Record extracts:

=======

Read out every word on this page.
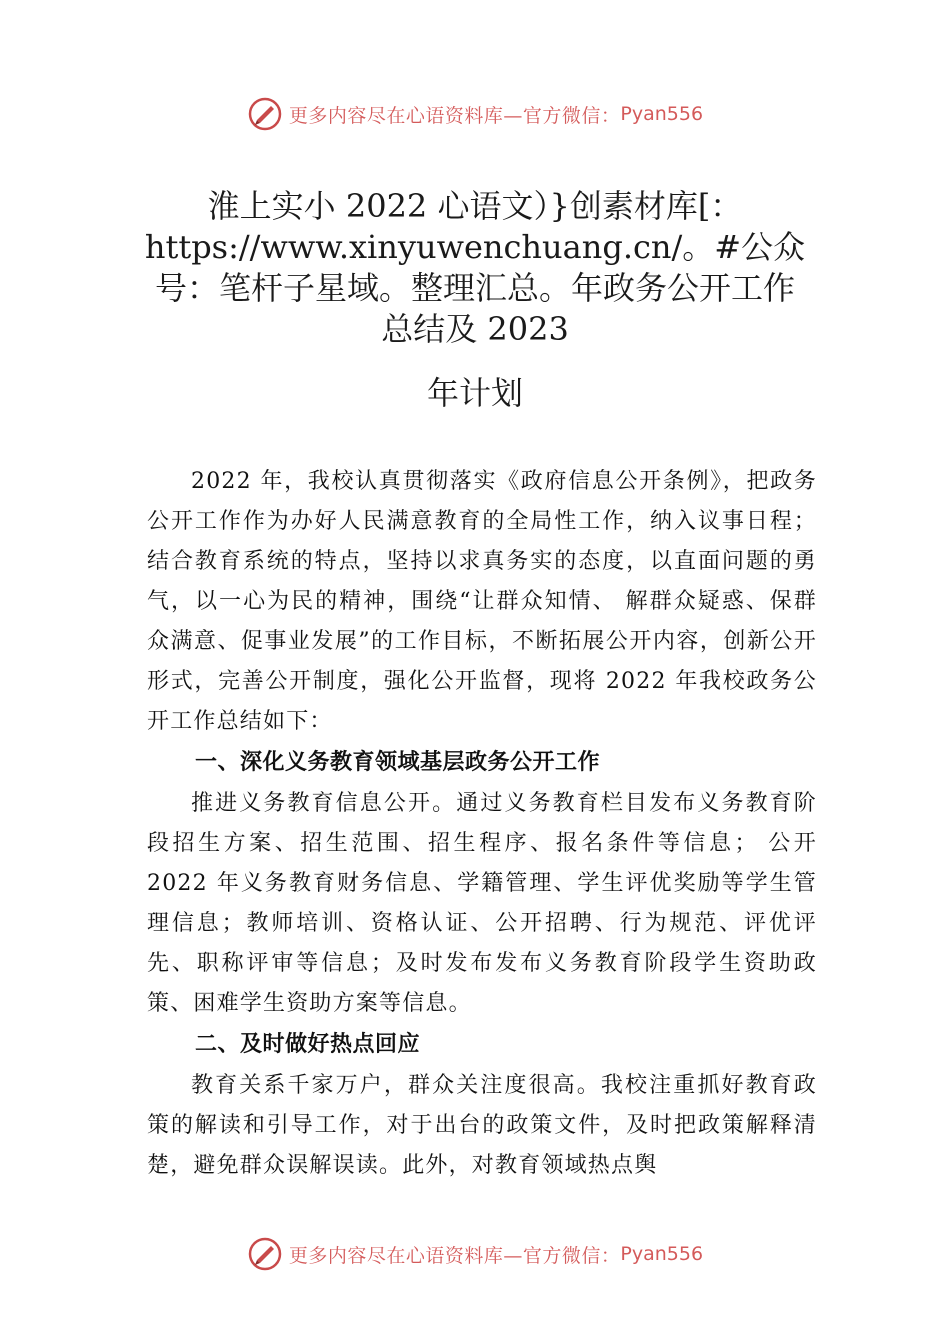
更多内容尽在心语资料库—官方微信： Pyan556
淮上实小 2022 心语文）}创素材库[：https://www.xinyuwenchuang.cn/。#公众号：笔杆子星域。整理汇总。年政务公开工作总结及 2023
年计划

2022 年，我校认真贯彻落实《政府信息公开条例》，把政务公开工作作为办好人民满意教育的全局性工作，纳入议事日程；结合教育系统的特点，坚持以求真务实的态度，以直面问题的勇气，以一心为民的精神，围绕“让群众知情、 解群众疑惑、保群众满意、促事业发展”的工作目标，不断拓展公开内容，创新公开形式，完善公开制度，强化公开监督，现将 2022 年我校政务公开工作总结如下：

一、深化义务教育领域基层政务公开工作

推进义务教育信息公开。通过义务教育栏目发布义务教育阶段招生方案、招生范围、招生程序、报名条件等信息； 公开 2022 年义务教育财务信息、学籍管理、学生评优奖励等学生管理信息；教师培训、资格认证、公开招聘、行为规范、评优评先、职称评审等信息；及时发布发布义务教育阶段学生资助政策、困难学生资助方案等信息。

二、及时做好热点回应

教育关系千家万户，群众关注度很高。我校注重抓好教育政策的解读和引导工作，对于出台的政策文件，及时把政策解释清楚，避免群众误解误读。此外，对教育领域热点舆

更多内容尽在心语资料库—官方微信： Pyan556
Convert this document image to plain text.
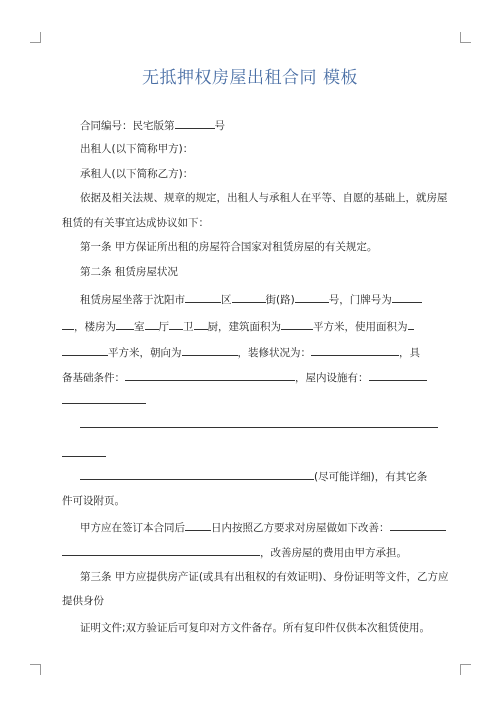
无抵押权房屋出租合同 模板
合同编号：民宅版第	号
出租人(以下简称甲方)：
承租人(以下简称乙方)：
依据及相关法规、规章的规定，出租人与承租人在平等、自愿的基础上，就房屋
租赁的有关事宜达成协议如下：
第一条 甲方保证所出租的房屋符合国家对租赁房屋的有关规定。
第二条 租赁房屋状况
租赁房屋坐落于沈阳市	区	街(路)	号，门牌号为
，楼房为 室 厅 卫 厨，建筑面积为	平方米，使用面积为
平方米，朝向为	，装修状况为：	，具
备基础条件：	，屋内设施有：
(尽可能详细)，有其它条
件可设附页。
甲方应在签订本合同后 日内按照乙方要求对房屋做如下改善：
，改善房屋的费用由甲方承担。
第三条 甲方应提供房产证(或具有出租权的有效证明)、身份证明等文件，乙方应
提供身份
证明文件;双方验证后可复印对方文件备存。所有复印件仅供本次租赁使用。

=======

Problem description: Every line that holds the word "this" should be extracted.

Problem solution:
Read out every word on this page.
Convert this document image to plain text.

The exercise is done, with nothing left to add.